TASK 1
Answer these questions about the article on the play about Artemisia Gentileschi:
(a) In what year did Agostino Tassi rape Gentileschi?
(b) What word does Berke use to describe her role as associate director in relation to Carroll's directing?
(c) What did Berke put on the wall she created in the rehearsal room?
TASK 2
Summarize the article on the play about Artemisia Gentileschi in two sentences.
TASK 3
Carry the article on the play about Artemisia Gentileschi forward from the point where it stops.
[Opening DOCUMENT SECTION section]
When she first read the script, she felt drawn to the “contrasting trauma and comedy” of telling Artemisia’s story, and she said Hamill’s writing declares the leading character as an artist first and foremost — not as a victim of what she endured.
“It’s not about what happened to her; it’s about her actual being and autonomy, and that’s really amazing,” she said. “Historically, people see her as a woman that something bad happened to, and I think Kate has gone out of her way to make her a woman in her own right who is really brilliant, talented and strong.”
Gentileschi’s talent and art, which featured women from mythology and Biblical texts as individuals of courage and power, became overshadowed by the story of painter Agostino Tassi raping her in 1612 and the trial that followed. Hamill’s play strives to tell Artemisia’s life as a story of strength, and giving voice to women, past and present, who have felt silenced.
Berke sees her role as associate director as a “complement” to Carroll’s directing, and has spent much of the rehearsal process understanding Carroll’s directorial vision, diving into Gentileschi’s life and the Baroque era of the 1600s, and compiling research to help the cast and creative team’s understanding of the story.
Apart from Hamill’s extensive research about the time period and Artemisia, and dramaturg Kristin Leahey’s knowledge and collaboration to shape the play and characters, Carroll also spent time investing in the culture and characters — creating what Berke called a “trifecta” of knowledge to the show’s direction.
In the rehearsal room, Berke created a wall of information plastered with notes and drawings like 17th-century poems, paintings of the famous Baroque female painter and artists she was inspired by, and even sketches of Rome, which she said helped fuel creativity.
Getting to witness both Hamill and Carroll’s passion for telling the story has been motivating, she said, and so has watching the duality of Hamill’s roles of playwright and lead actor.
“It’s amazing watching Kate put on the playwright hat and put on the actor hat, and be able to operate through these two different personas,” Berke said. “She really knows when she needs to make a change that’s good for the play, and when she needs to make a change that helps her performance.”
[Closing DOCUMENT SECTION section]
[Opening EXERCISE DATA section]
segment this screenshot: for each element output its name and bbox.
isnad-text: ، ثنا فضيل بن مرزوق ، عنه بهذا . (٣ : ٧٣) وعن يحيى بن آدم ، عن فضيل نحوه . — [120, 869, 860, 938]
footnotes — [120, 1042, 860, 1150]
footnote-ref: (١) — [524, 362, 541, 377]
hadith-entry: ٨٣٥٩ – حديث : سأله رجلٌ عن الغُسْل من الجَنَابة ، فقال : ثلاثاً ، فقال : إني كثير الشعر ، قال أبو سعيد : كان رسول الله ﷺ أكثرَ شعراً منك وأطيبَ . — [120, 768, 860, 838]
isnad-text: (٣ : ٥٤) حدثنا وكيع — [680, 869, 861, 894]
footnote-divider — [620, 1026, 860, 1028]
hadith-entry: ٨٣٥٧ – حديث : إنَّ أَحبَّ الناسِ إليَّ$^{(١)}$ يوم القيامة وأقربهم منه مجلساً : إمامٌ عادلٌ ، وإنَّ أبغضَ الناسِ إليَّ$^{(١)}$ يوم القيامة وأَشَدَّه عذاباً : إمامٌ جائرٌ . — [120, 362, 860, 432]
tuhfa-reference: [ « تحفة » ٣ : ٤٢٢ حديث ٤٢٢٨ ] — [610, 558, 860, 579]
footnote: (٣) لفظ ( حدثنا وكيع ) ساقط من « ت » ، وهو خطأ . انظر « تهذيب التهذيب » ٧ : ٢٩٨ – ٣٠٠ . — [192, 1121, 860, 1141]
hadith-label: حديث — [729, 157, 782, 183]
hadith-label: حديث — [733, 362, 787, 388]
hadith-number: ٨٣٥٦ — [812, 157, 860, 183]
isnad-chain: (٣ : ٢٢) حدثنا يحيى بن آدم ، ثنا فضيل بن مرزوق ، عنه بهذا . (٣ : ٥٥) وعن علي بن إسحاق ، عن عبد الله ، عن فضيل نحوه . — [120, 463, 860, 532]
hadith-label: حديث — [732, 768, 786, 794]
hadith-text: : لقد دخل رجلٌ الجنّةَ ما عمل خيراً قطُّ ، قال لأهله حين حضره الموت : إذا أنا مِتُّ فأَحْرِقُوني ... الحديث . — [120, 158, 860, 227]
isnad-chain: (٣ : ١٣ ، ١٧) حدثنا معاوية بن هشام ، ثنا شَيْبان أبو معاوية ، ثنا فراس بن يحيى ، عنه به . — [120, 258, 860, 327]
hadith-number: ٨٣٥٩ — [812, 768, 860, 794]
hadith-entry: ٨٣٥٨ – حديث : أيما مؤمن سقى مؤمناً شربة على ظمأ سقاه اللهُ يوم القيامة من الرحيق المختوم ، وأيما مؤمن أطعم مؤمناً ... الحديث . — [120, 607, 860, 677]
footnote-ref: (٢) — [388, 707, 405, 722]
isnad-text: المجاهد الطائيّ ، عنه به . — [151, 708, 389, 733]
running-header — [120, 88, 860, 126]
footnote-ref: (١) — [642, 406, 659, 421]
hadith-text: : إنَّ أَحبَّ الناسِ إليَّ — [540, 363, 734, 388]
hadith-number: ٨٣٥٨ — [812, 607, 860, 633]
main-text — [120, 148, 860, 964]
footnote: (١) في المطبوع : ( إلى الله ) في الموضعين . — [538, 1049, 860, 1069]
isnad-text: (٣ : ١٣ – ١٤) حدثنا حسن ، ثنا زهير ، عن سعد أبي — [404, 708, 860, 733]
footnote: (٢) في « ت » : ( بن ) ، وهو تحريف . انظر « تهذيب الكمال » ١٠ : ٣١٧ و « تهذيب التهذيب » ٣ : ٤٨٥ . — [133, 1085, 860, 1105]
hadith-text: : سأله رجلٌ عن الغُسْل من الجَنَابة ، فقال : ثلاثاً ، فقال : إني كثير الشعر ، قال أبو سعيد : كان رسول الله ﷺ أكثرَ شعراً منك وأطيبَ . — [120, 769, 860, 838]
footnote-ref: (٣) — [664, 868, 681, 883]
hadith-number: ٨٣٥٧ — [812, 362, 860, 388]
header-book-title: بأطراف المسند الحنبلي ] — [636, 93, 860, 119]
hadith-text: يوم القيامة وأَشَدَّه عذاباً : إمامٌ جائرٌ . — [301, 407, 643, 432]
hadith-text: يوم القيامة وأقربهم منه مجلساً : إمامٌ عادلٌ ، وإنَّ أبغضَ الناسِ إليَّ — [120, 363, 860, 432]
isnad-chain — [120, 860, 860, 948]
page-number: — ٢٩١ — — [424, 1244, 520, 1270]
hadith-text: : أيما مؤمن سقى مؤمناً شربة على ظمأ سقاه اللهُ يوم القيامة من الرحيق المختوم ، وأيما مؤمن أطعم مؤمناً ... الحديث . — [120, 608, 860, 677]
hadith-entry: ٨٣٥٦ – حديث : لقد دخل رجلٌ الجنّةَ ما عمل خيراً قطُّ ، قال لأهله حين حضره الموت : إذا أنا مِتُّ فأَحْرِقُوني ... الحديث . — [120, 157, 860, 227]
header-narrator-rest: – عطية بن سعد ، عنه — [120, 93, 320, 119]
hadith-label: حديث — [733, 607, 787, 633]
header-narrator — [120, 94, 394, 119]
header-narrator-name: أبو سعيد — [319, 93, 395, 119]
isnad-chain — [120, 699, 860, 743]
[Closing EXERCISE DATA section]
RESPONSE 1
(a) 1612.
(b) A "complement."
(c) Notes and drawings such as 17th-century poems, paintings of the famous Baroque female painter and of artists she was inspired by, and sketches of Rome.

RESPONSE 2
Hamill's play about Artemisia Gentileschi tells her life as a story of strength and presents her as an artist first, not as the victim of Agostino Tassi's 1612 rape and the trial that followed. Associate director Berke sees her role as a complement to Carroll's directing, has compiled research on Gentileschi and the Baroque era for the cast and creative team, and finds it motivating to watch Hamill work as both playwright and lead actor.

RESPONSE 3
In one of the most pivotal moments of The Light and The Dark, Artemisia recounts the trauma she experienced at the hands of Tassi and how it forever altered her as a person and artist. While the renowned artist has been historically remembered largely for this incident, the play allows Gentileschi to have full control over her story.
“The way it’s written gives Artemisia a lot of autonomy, because this is her narrative and her story,” Berke said. “It’s written in a way where she doesn’t have to relive the assault, which I think is the most important thing to (the audience) — that she doesn’t have to physically experience the horrors of being violated. Instead, she gets to actually speak directly to the audience about what it was like, about how it felt and how it changed her.”
With Brittany Vasta’s scenic designs and S. Katy Tucker’s projections, Berke said these elements help support and honor the character’s emotional journey.
As audiences travel through this tale of a trailblazing female painter and her path to finding her voice, Berke said she hopes they reflect on the continued efforts of women to feel seen and heard in society.
“I want people to feel empathy for artists and women who are fighting against society and the people around them,” she said. “I want people to feel inspired to fight really hard for what they love and believe in — that’s what Artemisia did.”